:: Provided text ::
--------------------

Advisory Opinion Text

Texas Attorney General Opinions

2004.

No. GA-0256 (2004).

October 4, 2004

Opinion No. GA-0256

The Honorable Robert E. Talton
Chair, Urban Affairs Committee
Texas House of Representatives
Post Office Box 2910
Austin, Texas 78768-2910 Opinion No. GA-0256

Re: Whether a commissioned peace officer employed by the state or a political subdivision violates section 36.07 of the Penal Code by working off-duty for a private employer (RQ-0206-GA)

Dear Representative Talton:

Commissioned peace officers in this state have long engaged in the practice of supplementing their incomes as commissioned peace officers by working during their off-duty hours as private security guards. (fn1) Section 36.07 of the Penal Code, however, prohibits the acceptance of honoraria by public servants. See Tex. Pen. Code Ann. § 36.07 (Vernon 2003). You ask whether commissioned peace officers employed by the state or by political subdivisions of the state who are also employed off-duty as private security guards violate section 36.07 by accepting compensation for their off-duty employment; essentially, you ask whether such compensation constitutes a prohibited "honorarium" in violation of section 36.07 of the Penal Code . See Request Letter, supra note 1, at 2. (fn2)

I. Relevant Law and Analysis

A. Decisional Law Construing Section 36.07 of the Penal Code

Section 36.07 of the Penal Code prohibits "a public servant" from soliciting, accepting, or agreeing to accept an honorarium "in consideration for services that the public servant would not have been requested to provide but for the public servant's official position or duties." Tex. Pen. Code Ann. § 36.07(a) (Vernon 2003). The section provides:

(a) A public servant commits an offense if the public servant solicits, accepts, or agrees to accept an honorarium in consideration for services that the public servant would not have been requested to provide but for the public servant's official position or duties.

--------------------

:: Extracted entries ::
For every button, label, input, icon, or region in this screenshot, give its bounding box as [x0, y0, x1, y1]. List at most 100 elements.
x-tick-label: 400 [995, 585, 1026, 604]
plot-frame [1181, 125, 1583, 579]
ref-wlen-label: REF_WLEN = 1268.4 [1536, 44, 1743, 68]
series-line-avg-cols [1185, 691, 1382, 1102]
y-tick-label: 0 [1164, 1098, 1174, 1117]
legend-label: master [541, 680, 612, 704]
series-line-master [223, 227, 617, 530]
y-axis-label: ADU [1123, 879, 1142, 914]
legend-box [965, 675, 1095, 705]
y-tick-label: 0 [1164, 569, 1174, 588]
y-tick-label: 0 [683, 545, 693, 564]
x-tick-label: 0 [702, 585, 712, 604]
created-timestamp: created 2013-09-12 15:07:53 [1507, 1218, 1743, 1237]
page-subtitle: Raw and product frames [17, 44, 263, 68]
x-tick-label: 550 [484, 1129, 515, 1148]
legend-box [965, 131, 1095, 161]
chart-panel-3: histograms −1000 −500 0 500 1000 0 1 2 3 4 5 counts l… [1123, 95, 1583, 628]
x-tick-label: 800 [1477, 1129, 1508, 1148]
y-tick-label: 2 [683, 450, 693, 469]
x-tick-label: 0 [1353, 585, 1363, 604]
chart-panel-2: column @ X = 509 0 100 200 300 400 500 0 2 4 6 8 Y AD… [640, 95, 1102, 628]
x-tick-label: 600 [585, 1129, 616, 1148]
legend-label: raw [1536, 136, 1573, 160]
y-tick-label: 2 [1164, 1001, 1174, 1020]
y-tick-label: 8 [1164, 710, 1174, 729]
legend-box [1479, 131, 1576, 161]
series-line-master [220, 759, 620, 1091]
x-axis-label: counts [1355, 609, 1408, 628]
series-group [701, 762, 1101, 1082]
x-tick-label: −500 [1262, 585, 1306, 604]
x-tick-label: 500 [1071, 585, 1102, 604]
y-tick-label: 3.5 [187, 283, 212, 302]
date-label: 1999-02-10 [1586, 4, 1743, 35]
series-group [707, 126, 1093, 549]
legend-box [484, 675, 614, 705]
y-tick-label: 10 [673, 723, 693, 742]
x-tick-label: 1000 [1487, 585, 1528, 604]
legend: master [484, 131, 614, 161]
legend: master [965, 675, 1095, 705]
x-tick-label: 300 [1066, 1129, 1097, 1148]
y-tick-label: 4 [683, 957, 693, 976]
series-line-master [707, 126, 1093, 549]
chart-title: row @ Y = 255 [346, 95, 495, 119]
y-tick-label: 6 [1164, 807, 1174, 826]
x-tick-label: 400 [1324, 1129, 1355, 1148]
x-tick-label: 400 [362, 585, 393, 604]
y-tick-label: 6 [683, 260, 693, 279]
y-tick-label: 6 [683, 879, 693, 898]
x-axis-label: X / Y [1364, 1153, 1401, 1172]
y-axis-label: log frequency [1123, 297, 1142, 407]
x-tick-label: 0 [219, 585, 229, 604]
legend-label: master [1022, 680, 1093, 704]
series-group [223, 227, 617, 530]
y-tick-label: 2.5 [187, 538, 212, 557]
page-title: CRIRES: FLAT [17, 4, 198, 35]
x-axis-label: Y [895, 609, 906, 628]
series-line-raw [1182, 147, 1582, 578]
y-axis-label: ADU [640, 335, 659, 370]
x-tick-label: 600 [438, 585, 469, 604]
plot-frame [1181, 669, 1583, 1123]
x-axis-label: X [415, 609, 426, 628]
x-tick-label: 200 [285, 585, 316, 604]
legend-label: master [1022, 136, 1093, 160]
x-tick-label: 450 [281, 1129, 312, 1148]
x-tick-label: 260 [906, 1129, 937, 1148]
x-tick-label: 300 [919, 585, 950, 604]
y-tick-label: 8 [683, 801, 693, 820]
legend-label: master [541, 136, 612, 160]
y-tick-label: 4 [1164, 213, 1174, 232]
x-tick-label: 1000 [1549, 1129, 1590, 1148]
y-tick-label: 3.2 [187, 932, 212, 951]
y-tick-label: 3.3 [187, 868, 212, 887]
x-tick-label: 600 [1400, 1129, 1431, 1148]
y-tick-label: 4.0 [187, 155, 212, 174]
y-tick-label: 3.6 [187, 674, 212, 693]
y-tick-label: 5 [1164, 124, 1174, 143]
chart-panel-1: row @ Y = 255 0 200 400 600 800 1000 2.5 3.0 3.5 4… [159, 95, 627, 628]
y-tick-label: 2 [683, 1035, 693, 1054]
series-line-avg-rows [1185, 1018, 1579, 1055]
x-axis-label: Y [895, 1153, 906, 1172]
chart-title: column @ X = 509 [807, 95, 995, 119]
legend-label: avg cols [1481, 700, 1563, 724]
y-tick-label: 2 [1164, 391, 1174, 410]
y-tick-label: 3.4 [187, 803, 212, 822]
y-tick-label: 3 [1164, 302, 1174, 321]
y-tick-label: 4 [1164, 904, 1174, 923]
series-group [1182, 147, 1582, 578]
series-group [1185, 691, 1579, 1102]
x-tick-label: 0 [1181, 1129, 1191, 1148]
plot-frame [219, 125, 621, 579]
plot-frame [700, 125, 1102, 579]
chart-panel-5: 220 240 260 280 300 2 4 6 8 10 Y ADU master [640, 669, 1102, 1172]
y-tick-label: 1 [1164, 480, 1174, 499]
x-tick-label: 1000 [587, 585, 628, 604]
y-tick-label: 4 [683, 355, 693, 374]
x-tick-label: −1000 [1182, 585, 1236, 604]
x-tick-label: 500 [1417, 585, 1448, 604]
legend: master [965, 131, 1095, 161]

--------------------

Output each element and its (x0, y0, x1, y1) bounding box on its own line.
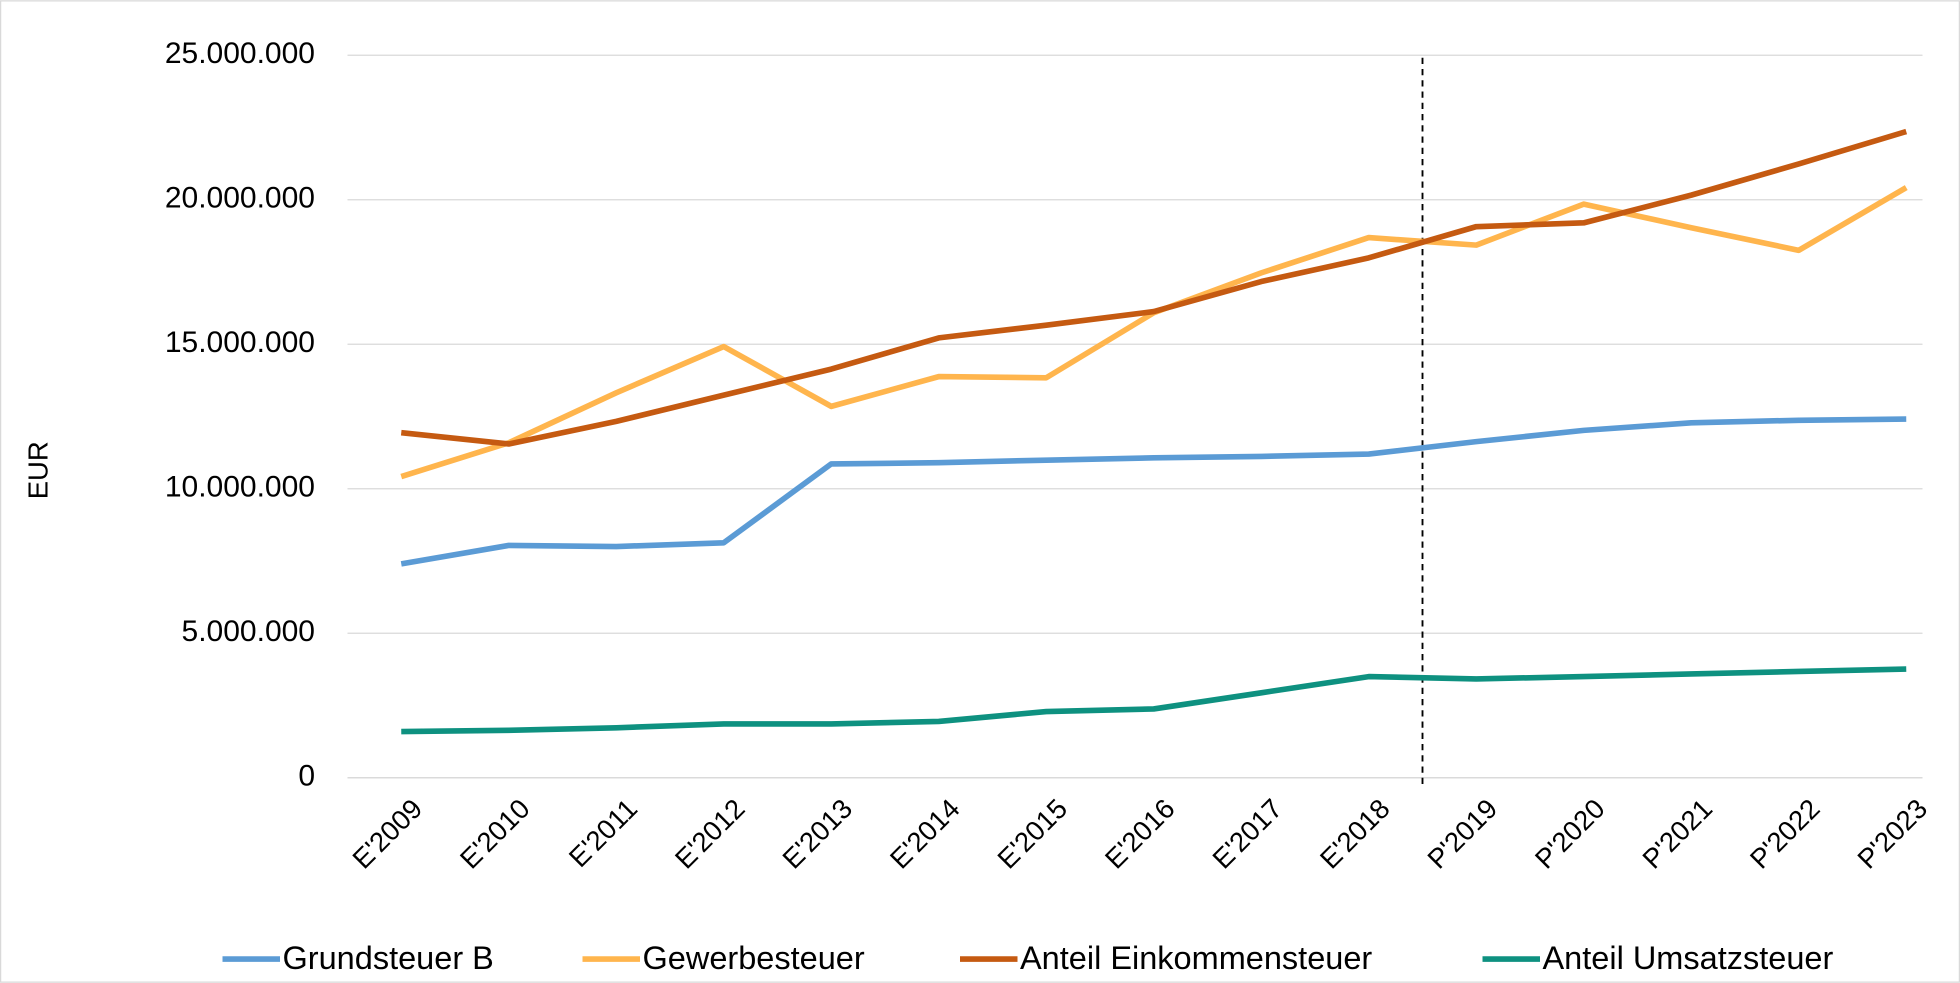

--------------------

:: Exercise tasks ::
A - Repeat word for word the passage of the attorney general opinion that opens with the words containing "October 4, 2004" and closes with "private employer (RQ-0206-GA)".
B - According to the attorney general opinion, how have commissioned peace officers long supplemented their incomes during their off-duty hours?

:: Responses ::
A -
October 4, 2004

Opinion No. GA-0256

The Honorable Robert E. Talton
Chair, Urban Affairs Committee
Texas House of Representatives
Post Office Box 2910
Austin, Texas 78768-2910 Opinion No. GA-0256

Re: Whether a commissioned peace officer employed by the state or a political subdivision violates section 36.07 of the Penal Code by working off-duty for a private employer (RQ-0206-GA)

B - By working as private security guards.